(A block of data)
------------------------------

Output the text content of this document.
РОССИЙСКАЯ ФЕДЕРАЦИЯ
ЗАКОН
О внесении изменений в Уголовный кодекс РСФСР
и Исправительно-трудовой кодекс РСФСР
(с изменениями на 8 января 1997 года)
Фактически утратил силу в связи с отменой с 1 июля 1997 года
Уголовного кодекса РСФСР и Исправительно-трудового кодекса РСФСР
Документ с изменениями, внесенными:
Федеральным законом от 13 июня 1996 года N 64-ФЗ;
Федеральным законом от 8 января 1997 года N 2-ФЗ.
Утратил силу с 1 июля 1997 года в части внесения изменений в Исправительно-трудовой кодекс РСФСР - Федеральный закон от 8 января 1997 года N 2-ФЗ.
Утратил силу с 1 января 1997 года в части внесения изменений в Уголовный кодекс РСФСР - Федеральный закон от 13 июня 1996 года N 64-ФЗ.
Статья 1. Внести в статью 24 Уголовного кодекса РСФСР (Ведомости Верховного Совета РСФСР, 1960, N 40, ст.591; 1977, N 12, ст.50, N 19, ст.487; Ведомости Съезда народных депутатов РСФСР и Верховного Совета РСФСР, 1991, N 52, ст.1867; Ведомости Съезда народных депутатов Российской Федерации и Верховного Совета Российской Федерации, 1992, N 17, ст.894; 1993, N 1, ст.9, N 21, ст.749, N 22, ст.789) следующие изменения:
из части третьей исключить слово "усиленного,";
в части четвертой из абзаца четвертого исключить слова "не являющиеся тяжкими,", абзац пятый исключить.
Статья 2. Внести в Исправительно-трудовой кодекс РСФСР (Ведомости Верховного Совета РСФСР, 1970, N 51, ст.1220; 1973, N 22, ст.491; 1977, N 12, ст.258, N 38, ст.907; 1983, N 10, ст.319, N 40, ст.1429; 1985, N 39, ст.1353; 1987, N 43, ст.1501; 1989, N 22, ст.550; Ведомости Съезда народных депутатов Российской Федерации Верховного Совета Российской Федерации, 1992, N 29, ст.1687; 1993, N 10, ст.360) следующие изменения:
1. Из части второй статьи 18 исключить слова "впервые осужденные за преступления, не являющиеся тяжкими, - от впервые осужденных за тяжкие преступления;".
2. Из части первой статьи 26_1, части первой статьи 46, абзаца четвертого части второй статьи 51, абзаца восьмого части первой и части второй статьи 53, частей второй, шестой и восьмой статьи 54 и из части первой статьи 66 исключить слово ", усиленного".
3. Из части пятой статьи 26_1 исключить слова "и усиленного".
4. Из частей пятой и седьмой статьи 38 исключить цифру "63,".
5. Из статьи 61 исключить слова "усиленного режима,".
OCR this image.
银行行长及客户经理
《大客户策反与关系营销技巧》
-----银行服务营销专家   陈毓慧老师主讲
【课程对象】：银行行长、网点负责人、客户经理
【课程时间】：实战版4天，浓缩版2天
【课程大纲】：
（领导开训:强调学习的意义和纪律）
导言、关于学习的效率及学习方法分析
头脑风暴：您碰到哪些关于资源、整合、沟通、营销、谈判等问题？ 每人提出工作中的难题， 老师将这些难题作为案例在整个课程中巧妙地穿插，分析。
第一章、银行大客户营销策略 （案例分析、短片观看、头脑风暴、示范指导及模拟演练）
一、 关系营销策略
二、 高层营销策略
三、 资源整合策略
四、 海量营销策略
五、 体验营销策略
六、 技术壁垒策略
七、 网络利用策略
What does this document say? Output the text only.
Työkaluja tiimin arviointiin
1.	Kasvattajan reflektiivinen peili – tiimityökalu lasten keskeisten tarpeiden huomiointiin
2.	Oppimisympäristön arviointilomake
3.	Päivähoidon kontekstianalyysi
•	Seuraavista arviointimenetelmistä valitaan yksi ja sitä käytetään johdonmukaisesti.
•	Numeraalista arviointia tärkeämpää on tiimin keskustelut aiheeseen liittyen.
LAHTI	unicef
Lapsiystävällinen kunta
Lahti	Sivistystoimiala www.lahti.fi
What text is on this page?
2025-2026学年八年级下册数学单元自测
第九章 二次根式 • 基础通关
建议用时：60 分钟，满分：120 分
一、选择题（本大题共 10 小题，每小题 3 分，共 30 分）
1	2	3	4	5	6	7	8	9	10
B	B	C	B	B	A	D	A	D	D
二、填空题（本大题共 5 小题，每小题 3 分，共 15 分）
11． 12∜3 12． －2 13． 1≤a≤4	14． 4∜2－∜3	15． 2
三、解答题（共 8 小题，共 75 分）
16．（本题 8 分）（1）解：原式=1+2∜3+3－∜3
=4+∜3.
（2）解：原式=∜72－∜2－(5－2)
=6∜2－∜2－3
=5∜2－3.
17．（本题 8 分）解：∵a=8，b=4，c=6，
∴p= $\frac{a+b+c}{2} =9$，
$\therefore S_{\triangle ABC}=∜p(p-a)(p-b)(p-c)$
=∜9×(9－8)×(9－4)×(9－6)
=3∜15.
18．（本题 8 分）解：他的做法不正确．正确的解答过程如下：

------------------------------

▶ _OBJECTIVE_
Would you write down every record again, exactly?

▶ _TASK SOLUTION_
Output the text content of this document.
РОССИЙСКАЯ ФЕДЕРАЦИЯ
ЗАКОН
О внесении изменений в Уголовный кодекс РСФСР
и Исправительно-трудовой кодекс РСФСР
(с изменениями на 8 января 1997 года)
Фактически утратил силу в связи с отменой с 1 июля 1997 года
Уголовного кодекса РСФСР и Исправительно-трудового кодекса РСФСР
Документ с изменениями, внесенными:
Федеральным законом от 13 июня 1996 года N 64-ФЗ;
Федеральным законом от 8 января 1997 года N 2-ФЗ.
Утратил силу с 1 июля 1997 года в части внесения изменений в Исправительно-трудовой кодекс РСФСР - Федеральный закон от 8 января 1997 года N 2-ФЗ.
Утратил силу с 1 января 1997 года в части внесения изменений в Уголовный кодекс РСФСР - Федеральный закон от 13 июня 1996 года N 64-ФЗ.
Статья 1. Внести в статью 24 Уголовного кодекса РСФСР (Ведомости Верховного Совета РСФСР, 1960, N 40, ст.591; 1977, N 12, ст.50, N 19, ст.487; Ведомости Съезда народных депутатов РСФСР и Верховного Совета РСФСР, 1991, N 52, ст.1867; Ведомости Съезда народных депутатов Российской Федерации и Верховного Совета Российской Федерации, 1992, N 17, ст.894; 1993, N 1, ст.9, N 21, ст.749, N 22, ст.789) следующие изменения:
из части третьей исключить слово "усиленного,";
в части четвертой из абзаца четвертого исключить слова "не являющиеся тяжкими,", абзац пятый исключить.
Статья 2. Внести в Исправительно-трудовой кодекс РСФСР (Ведомости Верховного Совета РСФСР, 1970, N 51, ст.1220; 1973, N 22, ст.491; 1977, N 12, ст.258, N 38, ст.907; 1983, N 10, ст.319, N 40, ст.1429; 1985, N 39, ст.1353; 1987, N 43, ст.1501; 1989, N 22, ст.550; Ведомости Съезда народных депутатов Российской Федерации Верховного Совета Российской Федерации, 1992, N 29, ст.1687; 1993, N 10, ст.360) следующие изменения:
1. Из части второй статьи 18 исключить слова "впервые осужденные за преступления, не являющиеся тяжкими, - от впервые осужденных за тяжкие преступления;".
2. Из части первой статьи 26_1, части первой статьи 46, абзаца четвертого части второй статьи 51, абзаца восьмого части первой и части второй статьи 53, частей второй, шестой и восьмой статьи 54 и из части первой статьи 66 исключить слово ", усиленного".
3. Из части пятой статьи 26_1 исключить слова "и усиленного".
4. Из частей пятой и седьмой статьи 38 исключить цифру "63,".
5. Из статьи 61 исключить слова "усиленного режима,".
OCR this image.
银行行长及客户经理
《大客户策反与关系营销技巧》
-----银行服务营销专家   陈毓慧老师主讲
【课程对象】：银行行长、网点负责人、客户经理
【课程时间】：实战版4天，浓缩版2天
【课程大纲】：
（领导开训:强调学习的意义和纪律）
导言、关于学习的效率及学习方法分析
头脑风暴：您碰到哪些关于资源、整合、沟通、营销、谈判等问题？ 每人提出工作中的难题， 老师将这些难题作为案例在整个课程中巧妙地穿插，分析。
第一章、银行大客户营销策略 （案例分析、短片观看、头脑风暴、示范指导及模拟演练）
一、 关系营销策略
二、 高层营销策略
三、 资源整合策略
四、 海量营销策略
五、 体验营销策略
六、 技术壁垒策略
七、 网络利用策略
What does this document say? Output the text only.
Työkaluja tiimin arviointiin
1.	Kasvattajan reflektiivinen peili – tiimityökalu lasten keskeisten tarpeiden huomiointiin
2.	Oppimisympäristön arviointilomake
3.	Päivähoidon kontekstianalyysi
•	Seuraavista arviointimenetelmistä valitaan yksi ja sitä käytetään johdonmukaisesti.
•	Numeraalista arviointia tärkeämpää on tiimin keskustelut aiheeseen liittyen.
LAHTI	unicef
Lapsiystävällinen kunta
Lahti	Sivistystoimiala www.lahti.fi
What text is on this page?
2025-2026学年八年级下册数学单元自测
第九章 二次根式 • 基础通关
建议用时：60 分钟，满分：120 分
一、选择题（本大题共 10 小题，每小题 3 分，共 30 分）
1	2	3	4	5	6	7	8	9	10
B	B	C	B	B	A	D	A	D	D
二、填空题（本大题共 5 小题，每小题 3 分，共 15 分）
11． 12∜3 12． －2 13． 1≤a≤4	14． 4∜2－∜3	15． 2
三、解答题（共 8 小题，共 75 分）
16．（本题 8 分）（1）解：原式=1+2∜3+3－∜3
=4+∜3.
（2）解：原式=∜72－∜2－(5－2)
=6∜2－∜2－3
=5∜2－3.
17．（本题 8 分）解：∵a=8，b=4，c=6，
∴p= $\frac{a+b+c}{2} =9$，
$\therefore S_{\triangle ABC}=∜p(p-a)(p-b)(p-c)$
=∜9×(9－8)×(9－4)×(9－6)
=3∜15.
18．（本题 8 分）解：他的做法不正确．正确的解答过程如下：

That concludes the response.